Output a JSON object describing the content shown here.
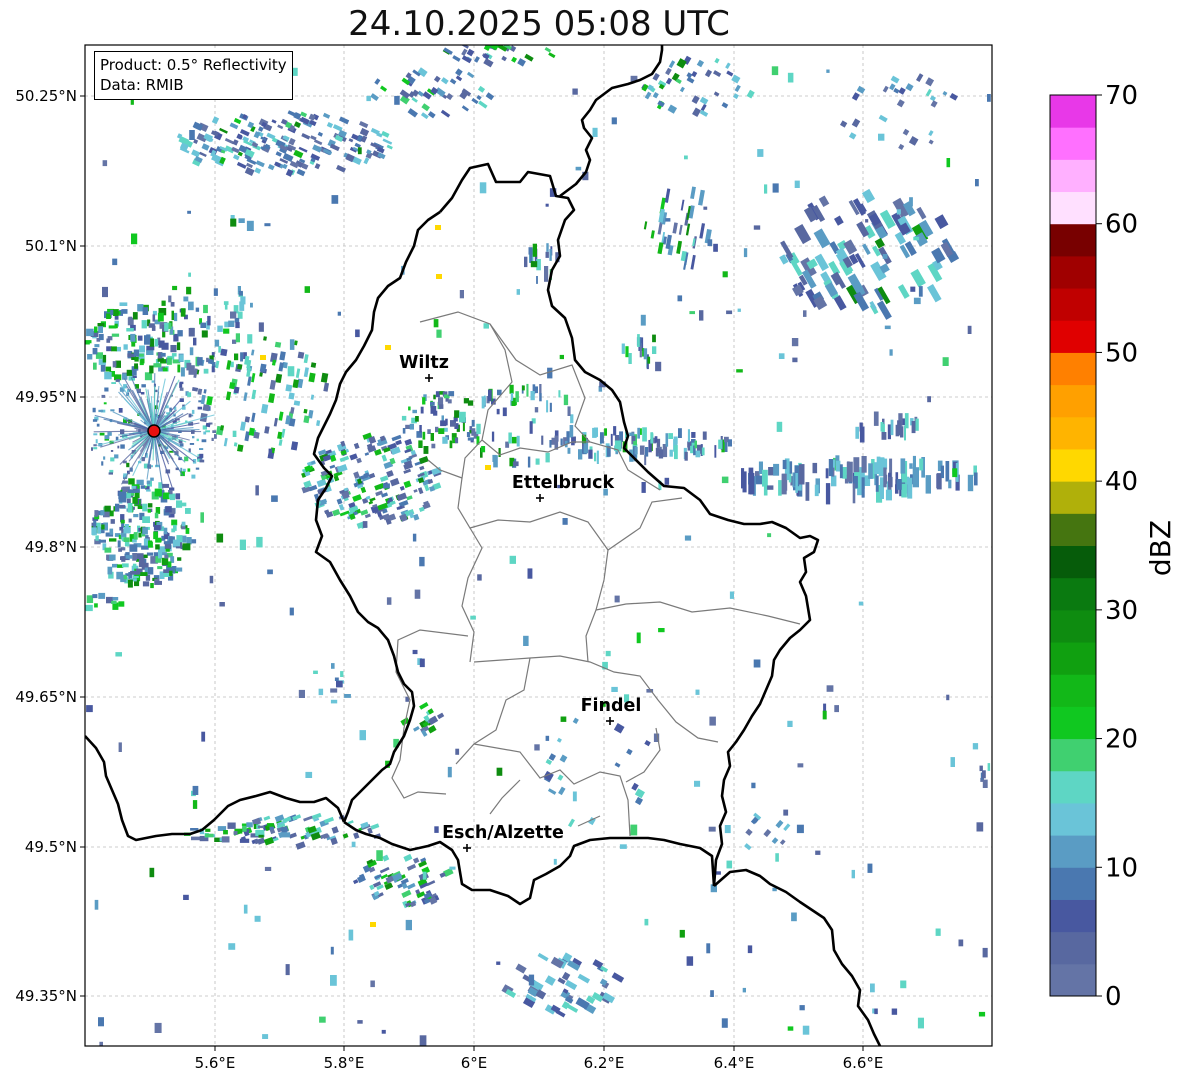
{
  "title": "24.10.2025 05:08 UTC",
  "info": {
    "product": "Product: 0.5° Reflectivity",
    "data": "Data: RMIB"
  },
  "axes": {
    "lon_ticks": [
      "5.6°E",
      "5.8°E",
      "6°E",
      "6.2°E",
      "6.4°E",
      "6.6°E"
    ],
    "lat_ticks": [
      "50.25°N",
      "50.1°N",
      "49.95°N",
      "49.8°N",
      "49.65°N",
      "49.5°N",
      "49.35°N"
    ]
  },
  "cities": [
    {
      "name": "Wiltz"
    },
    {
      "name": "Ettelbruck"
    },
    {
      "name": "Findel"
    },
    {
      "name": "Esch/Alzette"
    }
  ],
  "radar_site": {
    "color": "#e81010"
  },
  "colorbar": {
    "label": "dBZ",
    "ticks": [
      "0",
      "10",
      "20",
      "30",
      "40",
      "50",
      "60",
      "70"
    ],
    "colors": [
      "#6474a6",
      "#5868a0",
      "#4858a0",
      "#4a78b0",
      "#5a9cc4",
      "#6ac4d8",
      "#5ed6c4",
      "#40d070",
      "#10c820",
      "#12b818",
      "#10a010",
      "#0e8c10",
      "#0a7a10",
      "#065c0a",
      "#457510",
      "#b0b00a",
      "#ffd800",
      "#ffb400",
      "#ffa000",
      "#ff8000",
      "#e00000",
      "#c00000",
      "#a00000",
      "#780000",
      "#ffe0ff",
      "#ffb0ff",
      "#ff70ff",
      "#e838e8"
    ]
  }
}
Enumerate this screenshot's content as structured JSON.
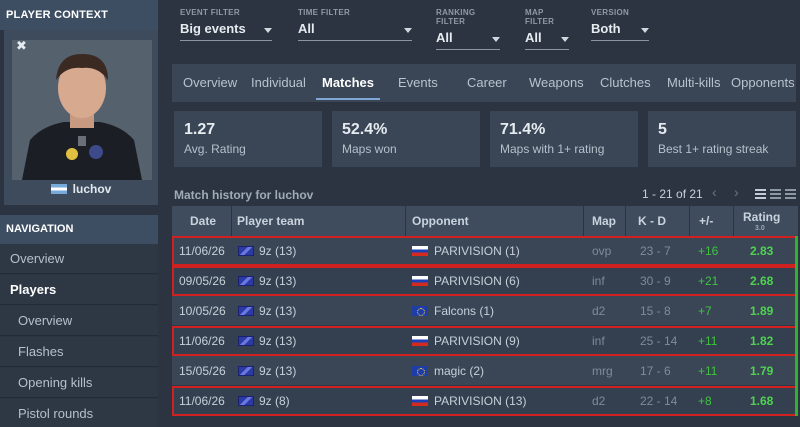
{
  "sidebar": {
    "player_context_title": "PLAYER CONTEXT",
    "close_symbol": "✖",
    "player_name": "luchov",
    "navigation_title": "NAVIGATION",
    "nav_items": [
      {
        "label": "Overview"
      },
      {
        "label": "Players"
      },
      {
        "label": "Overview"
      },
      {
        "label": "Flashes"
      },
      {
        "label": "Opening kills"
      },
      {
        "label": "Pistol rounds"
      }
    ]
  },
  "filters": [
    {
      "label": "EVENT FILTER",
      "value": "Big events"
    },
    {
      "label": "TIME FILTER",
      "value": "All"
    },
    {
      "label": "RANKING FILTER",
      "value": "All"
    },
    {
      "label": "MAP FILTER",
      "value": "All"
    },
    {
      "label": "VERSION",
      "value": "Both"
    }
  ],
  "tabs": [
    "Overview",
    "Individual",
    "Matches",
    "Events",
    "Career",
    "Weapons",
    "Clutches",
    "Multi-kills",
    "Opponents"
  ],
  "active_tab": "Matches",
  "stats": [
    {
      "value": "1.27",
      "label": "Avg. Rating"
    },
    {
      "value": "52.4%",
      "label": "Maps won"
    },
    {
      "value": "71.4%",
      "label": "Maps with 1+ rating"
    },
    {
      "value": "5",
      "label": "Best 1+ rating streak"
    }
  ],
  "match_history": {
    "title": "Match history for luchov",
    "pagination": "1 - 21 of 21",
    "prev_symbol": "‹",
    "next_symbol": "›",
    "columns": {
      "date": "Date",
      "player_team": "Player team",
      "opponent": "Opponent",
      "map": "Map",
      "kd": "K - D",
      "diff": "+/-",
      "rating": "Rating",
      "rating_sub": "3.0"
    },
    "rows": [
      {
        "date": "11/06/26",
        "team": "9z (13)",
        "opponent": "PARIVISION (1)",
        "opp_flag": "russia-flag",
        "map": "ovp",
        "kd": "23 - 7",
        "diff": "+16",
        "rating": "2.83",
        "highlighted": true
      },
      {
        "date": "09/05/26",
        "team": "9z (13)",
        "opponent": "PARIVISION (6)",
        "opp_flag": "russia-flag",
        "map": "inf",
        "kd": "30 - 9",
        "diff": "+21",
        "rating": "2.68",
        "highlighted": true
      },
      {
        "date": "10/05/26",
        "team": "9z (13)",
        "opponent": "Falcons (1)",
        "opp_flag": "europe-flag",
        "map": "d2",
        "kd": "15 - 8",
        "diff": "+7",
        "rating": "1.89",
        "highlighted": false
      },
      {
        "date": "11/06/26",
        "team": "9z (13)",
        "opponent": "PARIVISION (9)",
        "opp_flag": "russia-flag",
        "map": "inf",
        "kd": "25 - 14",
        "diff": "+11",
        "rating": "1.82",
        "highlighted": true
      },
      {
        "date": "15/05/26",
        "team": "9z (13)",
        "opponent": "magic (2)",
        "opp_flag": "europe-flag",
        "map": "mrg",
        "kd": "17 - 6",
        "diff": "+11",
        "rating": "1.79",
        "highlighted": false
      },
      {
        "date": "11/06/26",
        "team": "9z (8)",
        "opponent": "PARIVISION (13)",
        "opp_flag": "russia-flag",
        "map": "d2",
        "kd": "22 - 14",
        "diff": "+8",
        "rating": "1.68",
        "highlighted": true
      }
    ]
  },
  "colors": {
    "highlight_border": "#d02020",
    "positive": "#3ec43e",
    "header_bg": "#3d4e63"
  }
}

---------------

EXERCISE AIM: Gather all the lines that include the word "value" and copy them out.

RESULT FOR THIS EXERCISE:
      "value": "Big events"
      "value": "All"
      "value": "All"
      "value": "All"
      "value": "Both"
      "value": "1.27",
      "value": "52.4%",
      "value": "71.4%",
      "value": "5",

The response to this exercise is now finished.